(Collection entries)
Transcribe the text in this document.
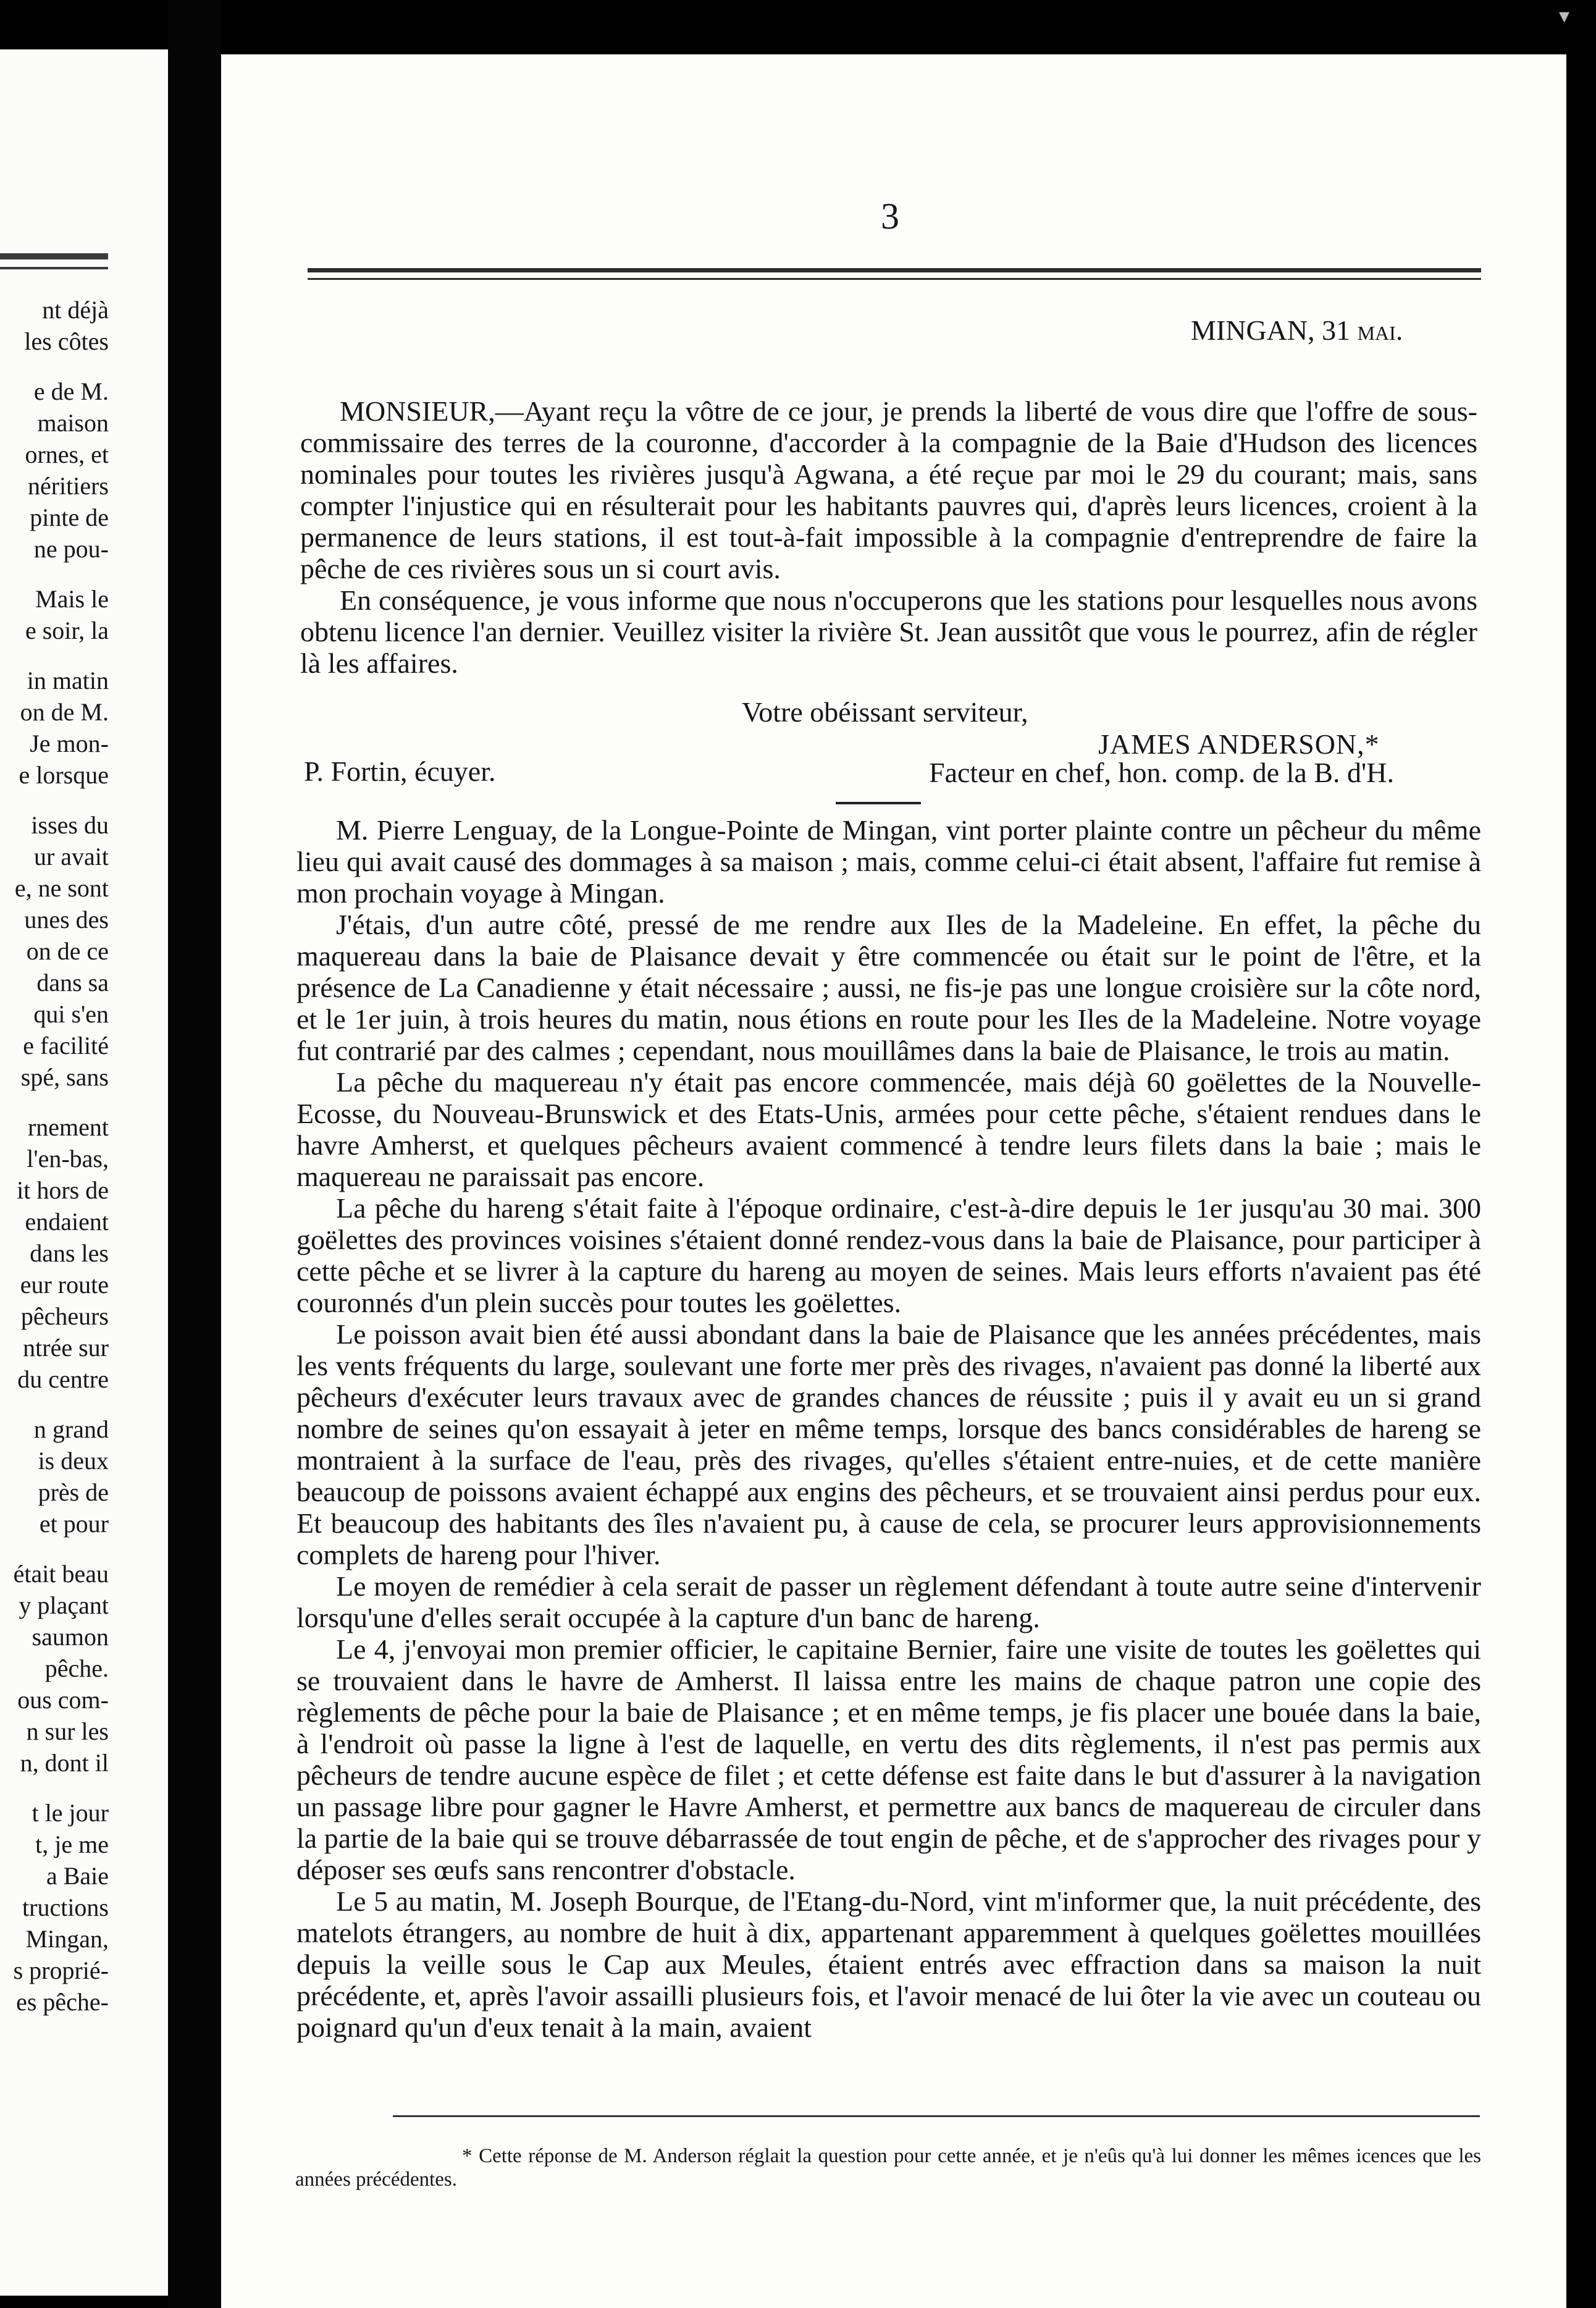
nt déjà
les côtes
e de M.
maison
ornes, et
néritiers
pinte de
ne pou-
Mais le
e soir, la
in matin
on de M.
Je mon-
e lorsque
isses du
ur avait
e, ne sont
unes des
on de ce
dans sa
qui s'en
e facilité
spé, sans
rnement
l'en-bas,
it hors de
endaient
dans les
eur route
pêcheurs
ntrée sur
du centre
n grand
is deux
près de
et pour
était beau
y plaçant
saumon
pêche.
ous com-
n sur les
n, dont il
t le jour
t, je me
a Baie
tructions
Mingan,
s proprié-
es pêche-
▾
3
MINGAN, 31 mai.

MONSIEUR,—Ayant reçu la vôtre de ce jour, je prends la liberté de vous dire que l'offre de sous-commissaire des terres de la couronne, d'accorder à la compagnie de la Baie d'Hudson des licences nominales pour toutes les rivières jusqu'à Agwana, a été reçue par moi le 29 du courant; mais, sans compter l'injustice qui en résulterait pour les habitants pauvres qui, d'après leurs licences, croient à la permanence de leurs stations, il est tout-à-fait impossible à la compagnie d'entreprendre de faire la pêche de ces rivières sous un si court avis.

En conséquence, je vous informe que nous n'occuperons que les stations pour lesquelles nous avons obtenu licence l'an dernier. Veuillez visiter la rivière St. Jean aussitôt que vous le pourrez, afin de régler là les affaires.

Votre obéissant serviteur,
JAMES ANDERSON,*
P. Fortin, écuyer.	Facteur en chef, hon. comp. de la B. d'H.

M. Pierre Lenguay, de la Longue-Pointe de Mingan, vint porter plainte contre un pêcheur du même lieu qui avait causé des dommages à sa maison ; mais, comme celui-ci était absent, l'affaire fut remise à mon prochain voyage à Mingan.

J'étais, d'un autre côté, pressé de me rendre aux Iles de la Madeleine. En effet, la pêche du maquereau dans la baie de Plaisance devait y être commencée ou était sur le point de l'être, et la présence de La Canadienne y était nécessaire ; aussi, ne fis-je pas une longue croisière sur la côte nord, et le 1er juin, à trois heures du matin, nous étions en route pour les Iles de la Madeleine. Notre voyage fut contrarié par des calmes ; cependant, nous mouillâmes dans la baie de Plaisance, le trois au matin.

La pêche du maquereau n'y était pas encore commencée, mais déjà 60 goëlettes de la Nouvelle-Ecosse, du Nouveau-Brunswick et des Etats-Unis, armées pour cette pêche, s'étaient rendues dans le havre Amherst, et quelques pêcheurs avaient commencé à tendre leurs filets dans la baie ; mais le maquereau ne paraissait pas encore.

La pêche du hareng s'était faite à l'époque ordinaire, c'est-à-dire depuis le 1er jusqu'au 30 mai. 300 goëlettes des provinces voisines s'étaient donné rendez-vous dans la baie de Plaisance, pour participer à cette pêche et se livrer à la capture du hareng au moyen de seines. Mais leurs efforts n'avaient pas été couronnés d'un plein succès pour toutes les goëlettes.

Le poisson avait bien été aussi abondant dans la baie de Plaisance que les années précédentes, mais les vents fréquents du large, soulevant une forte mer près des rivages, n'avaient pas donné la liberté aux pêcheurs d'exécuter leurs travaux avec de grandes chances de réussite ; puis il y avait eu un si grand nombre de seines qu'on essayait à jeter en même temps, lorsque des bancs considérables de hareng se montraient à la surface de l'eau, près des rivages, qu'elles s'étaient entre-nuies, et de cette manière beaucoup de poissons avaient échappé aux engins des pêcheurs, et se trouvaient ainsi perdus pour eux. Et beaucoup des habitants des îles n'avaient pu, à cause de cela, se procurer leurs approvisionnements complets de hareng pour l'hiver.

Le moyen de remédier à cela serait de passer un règlement défendant à toute autre seine d'intervenir lorsqu'une d'elles serait occupée à la capture d'un banc de hareng.

Le 4, j'envoyai mon premier officier, le capitaine Bernier, faire une visite de toutes les goëlettes qui se trouvaient dans le havre de Amherst. Il laissa entre les mains de chaque patron une copie des règlements de pêche pour la baie de Plaisance ; et en même temps, je fis placer une bouée dans la baie, à l'endroit où passe la ligne à l'est de laquelle, en vertu des dits règlements, il n'est pas permis aux pêcheurs de tendre aucune espèce de filet ; et cette défense est faite dans le but d'assurer à la navigation un passage libre pour gagner le Havre Amherst, et permettre aux bancs de maquereau de circuler dans la partie de la baie qui se trouve débarrassée de tout engin de pêche, et de s'approcher des rivages pour y déposer ses œufs sans rencontrer d'obstacle.

Le 5 au matin, M. Joseph Bourque, de l'Etang-du-Nord, vint m'informer que, la nuit précédente, des matelots étrangers, au nombre de huit à dix, appartenant apparemment à quelques goëlettes mouillées depuis la veille sous le Cap aux Meules, étaient entrés avec effraction dans sa maison la nuit précédente, et, après l'avoir assailli plusieurs fois, et l'avoir menacé de lui ôter la vie avec un couteau ou poignard qu'un d'eux tenait à la main, avaient

* Cette réponse de M. Anderson réglait la question pour cette année, et je n'eûs qu'à lui donner les mêmes icences que les années précédentes.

**Exercise brief**.
Consider the entries above and return each line with the string "capture".

**Written answer**.
La pêche du hareng s'était faite à l'époque ordinaire, c'est-à-dire depuis le 1er jusqu'au 30 mai. 300 goëlettes des provinces voisines s'étaient donné rendez-vous dans la baie de Plaisance, pour participer à cette pêche et se livrer à la capture du hareng au moyen de seines. Mais leurs efforts n'avaient pas été couronnés d'un plein succès pour toutes les goëlettes.
Le moyen de remédier à cela serait de passer un règlement défendant à toute autre seine d'intervenir lorsqu'une d'elles serait occupée à la capture d'un banc de hareng.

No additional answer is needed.